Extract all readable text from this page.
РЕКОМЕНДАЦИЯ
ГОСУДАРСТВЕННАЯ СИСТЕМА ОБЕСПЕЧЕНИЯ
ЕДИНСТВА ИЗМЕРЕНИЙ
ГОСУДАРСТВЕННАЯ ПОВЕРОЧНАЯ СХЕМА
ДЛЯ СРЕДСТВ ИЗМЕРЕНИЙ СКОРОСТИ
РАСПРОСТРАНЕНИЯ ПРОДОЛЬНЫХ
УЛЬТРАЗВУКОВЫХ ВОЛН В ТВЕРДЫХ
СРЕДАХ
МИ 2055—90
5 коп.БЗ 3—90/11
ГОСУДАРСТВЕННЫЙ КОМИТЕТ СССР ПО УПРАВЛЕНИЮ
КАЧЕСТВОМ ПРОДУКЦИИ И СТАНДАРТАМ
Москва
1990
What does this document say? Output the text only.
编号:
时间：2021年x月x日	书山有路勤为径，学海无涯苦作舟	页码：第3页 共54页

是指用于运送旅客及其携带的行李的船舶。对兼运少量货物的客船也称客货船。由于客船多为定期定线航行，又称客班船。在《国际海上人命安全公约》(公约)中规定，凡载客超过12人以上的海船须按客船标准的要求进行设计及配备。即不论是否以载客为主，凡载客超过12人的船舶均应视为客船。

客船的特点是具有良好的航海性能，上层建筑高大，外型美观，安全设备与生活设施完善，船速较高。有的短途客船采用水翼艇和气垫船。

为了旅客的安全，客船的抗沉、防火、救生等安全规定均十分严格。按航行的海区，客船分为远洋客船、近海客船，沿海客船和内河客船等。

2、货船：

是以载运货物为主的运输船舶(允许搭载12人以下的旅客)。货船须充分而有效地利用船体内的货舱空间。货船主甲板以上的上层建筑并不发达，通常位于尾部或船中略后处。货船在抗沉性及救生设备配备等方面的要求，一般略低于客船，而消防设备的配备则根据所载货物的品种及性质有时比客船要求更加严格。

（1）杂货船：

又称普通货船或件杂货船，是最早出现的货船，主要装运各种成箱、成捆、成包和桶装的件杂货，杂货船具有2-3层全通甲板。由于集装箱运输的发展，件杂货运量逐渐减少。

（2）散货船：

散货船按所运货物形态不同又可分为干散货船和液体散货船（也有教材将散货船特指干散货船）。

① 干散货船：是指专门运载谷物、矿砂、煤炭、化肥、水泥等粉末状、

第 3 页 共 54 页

● **What is needed**
Note every line above where the string "ГОСУДАРСТВЕННАЯ" shows up, and copy those lines.

● **Response to this task**
ГОСУДАРСТВЕННАЯ СИСТЕМА ОБЕСПЕЧЕНИЯ
ГОСУДАРСТВЕННАЯ ПОВЕРОЧНАЯ СХЕМА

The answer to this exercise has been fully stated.